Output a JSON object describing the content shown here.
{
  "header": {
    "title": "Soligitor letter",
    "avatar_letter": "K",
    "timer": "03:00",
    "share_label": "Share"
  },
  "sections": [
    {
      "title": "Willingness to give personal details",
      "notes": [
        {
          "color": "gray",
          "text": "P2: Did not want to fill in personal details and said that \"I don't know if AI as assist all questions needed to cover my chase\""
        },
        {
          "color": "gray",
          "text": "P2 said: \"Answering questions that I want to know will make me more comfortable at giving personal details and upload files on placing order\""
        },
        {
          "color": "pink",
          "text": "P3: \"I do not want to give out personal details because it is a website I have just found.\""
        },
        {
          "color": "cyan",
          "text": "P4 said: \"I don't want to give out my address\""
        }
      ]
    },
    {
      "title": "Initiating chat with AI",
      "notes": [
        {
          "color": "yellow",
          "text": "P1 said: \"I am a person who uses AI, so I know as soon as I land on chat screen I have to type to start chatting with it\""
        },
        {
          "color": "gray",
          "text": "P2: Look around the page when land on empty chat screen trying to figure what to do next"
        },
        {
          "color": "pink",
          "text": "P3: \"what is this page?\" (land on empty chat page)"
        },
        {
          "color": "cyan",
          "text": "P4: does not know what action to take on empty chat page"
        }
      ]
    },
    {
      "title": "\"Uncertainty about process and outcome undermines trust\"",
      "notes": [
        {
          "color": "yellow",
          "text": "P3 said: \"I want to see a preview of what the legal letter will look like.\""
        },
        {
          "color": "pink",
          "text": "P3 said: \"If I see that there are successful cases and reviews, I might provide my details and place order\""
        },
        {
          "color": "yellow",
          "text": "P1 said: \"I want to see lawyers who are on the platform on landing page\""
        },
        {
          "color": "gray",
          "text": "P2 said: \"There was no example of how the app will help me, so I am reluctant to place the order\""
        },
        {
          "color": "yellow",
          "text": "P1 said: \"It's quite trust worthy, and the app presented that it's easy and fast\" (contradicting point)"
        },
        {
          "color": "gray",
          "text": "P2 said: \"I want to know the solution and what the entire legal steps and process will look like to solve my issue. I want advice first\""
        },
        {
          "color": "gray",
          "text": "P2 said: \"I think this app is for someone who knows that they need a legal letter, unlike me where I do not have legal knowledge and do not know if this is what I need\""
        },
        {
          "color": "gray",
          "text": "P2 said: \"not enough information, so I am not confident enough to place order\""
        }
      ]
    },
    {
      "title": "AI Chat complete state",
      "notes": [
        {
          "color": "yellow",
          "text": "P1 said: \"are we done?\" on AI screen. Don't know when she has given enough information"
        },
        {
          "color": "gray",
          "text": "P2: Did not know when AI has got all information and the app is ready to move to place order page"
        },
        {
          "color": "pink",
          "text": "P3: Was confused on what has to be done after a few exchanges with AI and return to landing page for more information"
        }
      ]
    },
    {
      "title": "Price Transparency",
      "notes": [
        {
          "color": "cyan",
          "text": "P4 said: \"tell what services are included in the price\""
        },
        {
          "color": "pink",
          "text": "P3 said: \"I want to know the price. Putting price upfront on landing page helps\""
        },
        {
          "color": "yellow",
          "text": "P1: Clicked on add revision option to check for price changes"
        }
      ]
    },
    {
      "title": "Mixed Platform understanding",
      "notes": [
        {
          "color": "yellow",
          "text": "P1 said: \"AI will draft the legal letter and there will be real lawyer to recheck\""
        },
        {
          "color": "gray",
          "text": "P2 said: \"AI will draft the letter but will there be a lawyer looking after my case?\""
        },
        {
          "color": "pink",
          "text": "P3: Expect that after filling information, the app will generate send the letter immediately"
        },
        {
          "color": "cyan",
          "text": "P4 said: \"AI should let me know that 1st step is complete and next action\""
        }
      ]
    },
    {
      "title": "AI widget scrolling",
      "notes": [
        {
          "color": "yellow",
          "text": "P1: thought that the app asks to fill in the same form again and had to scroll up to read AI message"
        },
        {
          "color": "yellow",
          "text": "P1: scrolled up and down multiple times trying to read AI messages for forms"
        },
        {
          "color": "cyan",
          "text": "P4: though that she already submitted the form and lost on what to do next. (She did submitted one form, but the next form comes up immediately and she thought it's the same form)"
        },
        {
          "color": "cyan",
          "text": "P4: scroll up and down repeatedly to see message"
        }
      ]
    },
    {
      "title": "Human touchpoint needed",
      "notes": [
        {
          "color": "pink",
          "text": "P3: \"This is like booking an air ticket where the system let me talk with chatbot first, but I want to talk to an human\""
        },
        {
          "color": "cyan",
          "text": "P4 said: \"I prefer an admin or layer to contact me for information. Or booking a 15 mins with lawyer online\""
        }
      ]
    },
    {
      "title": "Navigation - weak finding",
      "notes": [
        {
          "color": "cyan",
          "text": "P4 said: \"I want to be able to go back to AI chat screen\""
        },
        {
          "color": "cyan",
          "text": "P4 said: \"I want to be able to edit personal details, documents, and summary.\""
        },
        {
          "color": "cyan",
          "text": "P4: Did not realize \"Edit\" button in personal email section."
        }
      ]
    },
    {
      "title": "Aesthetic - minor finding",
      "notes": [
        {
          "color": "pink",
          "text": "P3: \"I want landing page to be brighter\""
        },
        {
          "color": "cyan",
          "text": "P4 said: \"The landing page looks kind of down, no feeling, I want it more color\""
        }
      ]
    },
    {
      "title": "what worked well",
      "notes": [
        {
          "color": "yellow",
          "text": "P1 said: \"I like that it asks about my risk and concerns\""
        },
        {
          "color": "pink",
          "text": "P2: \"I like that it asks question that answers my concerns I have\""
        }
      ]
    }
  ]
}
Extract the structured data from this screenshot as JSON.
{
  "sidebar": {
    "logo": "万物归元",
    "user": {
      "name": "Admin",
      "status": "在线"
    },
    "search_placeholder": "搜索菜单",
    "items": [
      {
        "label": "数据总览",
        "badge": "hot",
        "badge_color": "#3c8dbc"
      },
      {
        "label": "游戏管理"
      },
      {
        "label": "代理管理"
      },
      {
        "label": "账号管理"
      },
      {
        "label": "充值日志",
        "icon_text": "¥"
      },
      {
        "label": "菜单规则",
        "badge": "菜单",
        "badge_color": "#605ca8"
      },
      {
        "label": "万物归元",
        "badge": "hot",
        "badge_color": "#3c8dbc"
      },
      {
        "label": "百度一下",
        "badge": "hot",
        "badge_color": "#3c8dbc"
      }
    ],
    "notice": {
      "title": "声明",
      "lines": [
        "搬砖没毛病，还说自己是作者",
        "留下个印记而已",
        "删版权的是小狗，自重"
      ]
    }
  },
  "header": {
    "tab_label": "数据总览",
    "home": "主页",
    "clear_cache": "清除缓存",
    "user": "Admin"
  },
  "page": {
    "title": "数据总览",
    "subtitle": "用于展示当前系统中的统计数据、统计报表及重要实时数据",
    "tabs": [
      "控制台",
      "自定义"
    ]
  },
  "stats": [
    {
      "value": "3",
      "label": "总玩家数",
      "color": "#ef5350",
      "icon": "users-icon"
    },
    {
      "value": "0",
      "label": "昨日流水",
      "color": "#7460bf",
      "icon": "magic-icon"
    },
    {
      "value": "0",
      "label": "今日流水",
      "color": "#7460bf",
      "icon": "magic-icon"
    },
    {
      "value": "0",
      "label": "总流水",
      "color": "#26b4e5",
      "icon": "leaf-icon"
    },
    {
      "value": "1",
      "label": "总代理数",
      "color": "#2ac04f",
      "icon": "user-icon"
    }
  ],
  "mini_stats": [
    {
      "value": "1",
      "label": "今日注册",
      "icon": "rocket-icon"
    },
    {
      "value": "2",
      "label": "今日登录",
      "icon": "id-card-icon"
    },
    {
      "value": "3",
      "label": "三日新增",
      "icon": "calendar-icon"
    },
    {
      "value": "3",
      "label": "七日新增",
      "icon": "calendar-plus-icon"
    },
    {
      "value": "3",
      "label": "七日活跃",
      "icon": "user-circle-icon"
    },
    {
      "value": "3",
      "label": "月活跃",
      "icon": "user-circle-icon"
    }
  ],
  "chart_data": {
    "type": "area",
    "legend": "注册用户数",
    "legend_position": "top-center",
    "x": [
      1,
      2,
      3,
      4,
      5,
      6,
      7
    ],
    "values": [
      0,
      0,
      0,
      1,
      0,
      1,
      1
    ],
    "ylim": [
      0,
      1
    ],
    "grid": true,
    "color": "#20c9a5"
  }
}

- [Set task]: Return every line holding the word "needed" from the records.

- [Finished exercise]:
          "text": "P2: Did not want to fill in personal details and said that \"I don't know if AI as assist all questions needed to cover my chase\""
      "title": "Human touchpoint needed",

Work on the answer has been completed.